What you will do: Collect each line of the entries that holds the string "JSON".

(Saved data entries)
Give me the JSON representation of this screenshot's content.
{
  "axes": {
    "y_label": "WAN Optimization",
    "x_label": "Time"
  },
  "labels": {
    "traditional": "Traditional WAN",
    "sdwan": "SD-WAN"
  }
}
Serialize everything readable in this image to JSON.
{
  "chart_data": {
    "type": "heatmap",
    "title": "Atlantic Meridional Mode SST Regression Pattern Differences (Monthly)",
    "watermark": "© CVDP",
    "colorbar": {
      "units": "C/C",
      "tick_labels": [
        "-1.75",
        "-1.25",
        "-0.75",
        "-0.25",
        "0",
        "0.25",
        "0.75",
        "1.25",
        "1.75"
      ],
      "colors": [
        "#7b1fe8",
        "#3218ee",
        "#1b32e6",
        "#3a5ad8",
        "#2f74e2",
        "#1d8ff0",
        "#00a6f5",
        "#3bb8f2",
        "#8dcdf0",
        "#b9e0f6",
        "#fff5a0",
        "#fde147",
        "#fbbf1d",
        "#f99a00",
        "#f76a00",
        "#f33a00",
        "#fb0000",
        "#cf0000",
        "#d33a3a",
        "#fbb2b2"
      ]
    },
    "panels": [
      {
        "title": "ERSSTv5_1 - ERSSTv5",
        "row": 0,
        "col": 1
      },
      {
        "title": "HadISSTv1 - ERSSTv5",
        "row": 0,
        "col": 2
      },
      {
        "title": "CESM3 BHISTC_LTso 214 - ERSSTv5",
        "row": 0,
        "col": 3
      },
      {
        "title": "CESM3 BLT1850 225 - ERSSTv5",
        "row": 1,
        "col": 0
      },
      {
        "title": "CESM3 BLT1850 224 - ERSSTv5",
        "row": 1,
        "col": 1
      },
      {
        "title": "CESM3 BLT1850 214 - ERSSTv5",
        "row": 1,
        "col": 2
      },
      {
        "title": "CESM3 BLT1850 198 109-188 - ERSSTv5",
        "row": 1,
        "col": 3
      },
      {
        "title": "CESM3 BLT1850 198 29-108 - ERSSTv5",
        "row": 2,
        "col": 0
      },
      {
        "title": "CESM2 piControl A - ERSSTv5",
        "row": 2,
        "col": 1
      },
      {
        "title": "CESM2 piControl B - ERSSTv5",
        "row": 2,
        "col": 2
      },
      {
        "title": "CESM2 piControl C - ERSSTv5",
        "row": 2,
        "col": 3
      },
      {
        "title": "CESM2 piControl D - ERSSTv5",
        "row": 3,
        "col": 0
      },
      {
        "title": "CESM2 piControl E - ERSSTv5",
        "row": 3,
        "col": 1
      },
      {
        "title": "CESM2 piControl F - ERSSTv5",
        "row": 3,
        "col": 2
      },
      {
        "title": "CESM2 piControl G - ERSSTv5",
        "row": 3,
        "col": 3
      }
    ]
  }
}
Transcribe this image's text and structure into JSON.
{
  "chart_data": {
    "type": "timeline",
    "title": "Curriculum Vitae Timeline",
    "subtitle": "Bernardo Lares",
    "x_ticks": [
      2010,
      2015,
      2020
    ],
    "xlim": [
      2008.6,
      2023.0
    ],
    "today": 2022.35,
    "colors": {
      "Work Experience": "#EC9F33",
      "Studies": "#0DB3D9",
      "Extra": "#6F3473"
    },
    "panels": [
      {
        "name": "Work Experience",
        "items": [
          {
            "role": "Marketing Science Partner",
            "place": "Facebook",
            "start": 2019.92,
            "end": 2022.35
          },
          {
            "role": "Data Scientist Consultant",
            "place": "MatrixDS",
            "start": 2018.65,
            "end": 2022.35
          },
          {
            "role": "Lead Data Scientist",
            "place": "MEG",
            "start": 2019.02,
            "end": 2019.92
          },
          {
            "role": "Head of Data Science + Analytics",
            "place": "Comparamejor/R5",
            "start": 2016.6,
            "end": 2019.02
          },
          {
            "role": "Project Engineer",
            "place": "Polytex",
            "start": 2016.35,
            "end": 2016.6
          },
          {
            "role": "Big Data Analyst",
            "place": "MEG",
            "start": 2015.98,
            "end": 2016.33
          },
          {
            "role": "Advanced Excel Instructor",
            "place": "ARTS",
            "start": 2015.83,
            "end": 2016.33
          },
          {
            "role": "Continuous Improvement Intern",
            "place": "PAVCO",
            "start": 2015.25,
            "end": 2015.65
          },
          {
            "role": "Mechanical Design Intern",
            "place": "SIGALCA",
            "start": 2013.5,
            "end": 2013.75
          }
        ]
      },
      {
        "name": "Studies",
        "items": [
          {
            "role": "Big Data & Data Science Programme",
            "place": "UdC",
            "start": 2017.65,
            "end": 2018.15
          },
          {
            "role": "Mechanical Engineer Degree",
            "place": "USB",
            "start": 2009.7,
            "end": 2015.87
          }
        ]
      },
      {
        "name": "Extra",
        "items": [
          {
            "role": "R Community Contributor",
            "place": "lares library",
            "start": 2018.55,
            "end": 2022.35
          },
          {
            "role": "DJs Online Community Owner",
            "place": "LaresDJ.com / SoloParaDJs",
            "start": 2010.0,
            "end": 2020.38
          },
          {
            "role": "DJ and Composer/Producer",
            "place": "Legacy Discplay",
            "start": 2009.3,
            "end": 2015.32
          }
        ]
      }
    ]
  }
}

Expected answer:
Give me the JSON representation of this screenshot's content.
Serialize everything readable in this image to JSON.
Transcribe this image's text and structure into JSON.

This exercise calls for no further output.